● **WHAT IS NEEDED**
Write out exactly the lines from the one with "What data populates" through the last line. Pictures stay out.

● **THE RECORDS**
╔══
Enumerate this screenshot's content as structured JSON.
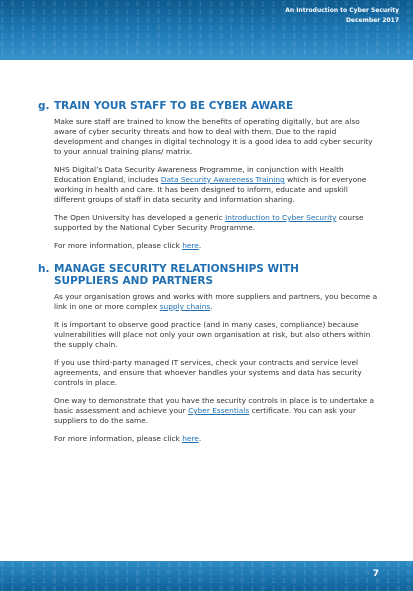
{
  "header": {
    "title": "An Introduction to Cyber Security",
    "date": "December 2017"
  },
  "footer": {
    "page_number": "7"
  },
  "sections": [
    {
      "letter": "g.",
      "heading": "TRAIN YOUR STAFF TO BE CYBER AWARE",
      "p1": "Make sure staff are trained to know the benefits of operating digitally, but are also aware of cyber security threats and how to deal with them. Due to the rapid development and changes in digital technology it is a good idea to add cyber security to your annual training plans/ matrix.",
      "p2_a": "NHS Digital’s Data Security Awareness Programme, in conjunction with Health Education England, includes ",
      "p2_link": "Data Security Awareness Training",
      "p2_b": " which is for everyone working in health and care. It has been designed to inform, educate and upskill different groups of staff in data security and information sharing.",
      "p3_a": "The Open University has developed a generic ",
      "p3_link": "Introduction to Cyber Security",
      "p3_b": " course supported by the National Cyber Security Programme.",
      "p4_a": "For more information, please click ",
      "p4_link": "here",
      "p4_b": "."
    },
    {
      "letter": "h.",
      "heading_line1": "MANAGE SECURITY RELATIONSHIPS WITH",
      "heading_line2": "SUPPLIERS AND PARTNERS",
      "p1_a": "As your organisation grows and works with more suppliers and partners, you become a link in one or more complex ",
      "p1_link": "supply chains",
      "p1_b": ".",
      "p2": "It is important to observe good practice (and in many cases, compliance) because vulnerabilities will place not only your own organisation at risk, but also others within the supply chain.",
      "p3": "If you use third-party managed IT services, check your contracts and service level agreements, and ensure that whoever handles your systems and data has security controls in place.",
      "p4_a": "One way to demonstrate that you have the security controls in place is to undertake a basic assessment and achieve your ",
      "p4_link": "Cyber Essentials",
      "p4_b": " certificate. You can ask your suppliers to do the same.",
      "p5_a": "For more information, please click ",
      "p5_link": "here",
      "p5_b": "."
    }
  ]
}
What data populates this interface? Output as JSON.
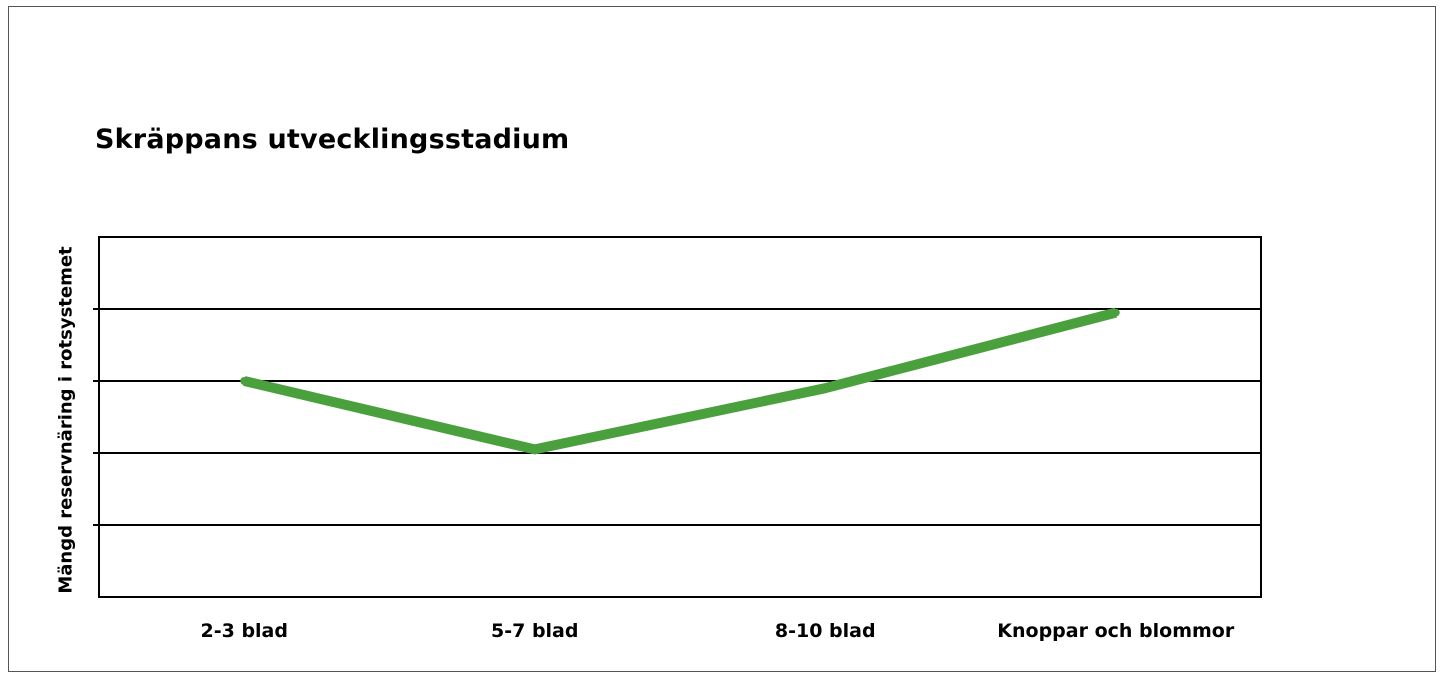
{
  "chart_data": {
    "type": "line",
    "title": "Skräppans utvecklingsstadium",
    "xlabel": "",
    "ylabel": "Mängd reservnäring i rotsystemet",
    "categories": [
      "2-3 blad",
      "5-7 blad",
      "8-10 blad",
      "Knoppar och blommor"
    ],
    "series": [
      {
        "values": [
          3,
          2.05,
          2.9,
          3.95
        ]
      }
    ],
    "ylim": [
      0,
      5
    ],
    "yticks_shown": false,
    "grid": true,
    "legend": "none",
    "line_color": "#4aa03c",
    "grid_color": "#000000"
  }
}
╚══
● **PROBLEM SOLUTION**
What data populates this interface? Output as JSON.
{
  "chart_data": {
    "type": "line",
    "title": "Skräppans utvecklingsstadium",
    "xlabel": "",
    "ylabel": "Mängd reservnäring i rotsystemet",
    "categories": [
      "2-3 blad",
      "5-7 blad",
      "8-10 blad",
      "Knoppar och blommor"
    ],
    "series": [
      {
        "values": [
          3,
          2.05,
          2.9,
          3.95
        ]
      }
    ],
    "ylim": [
      0,
      5
    ],
    "yticks_shown": false,
    "grid": true,
    "legend": "none",
    "line_color": "#4aa03c",
    "grid_color": "#000000"
  }
}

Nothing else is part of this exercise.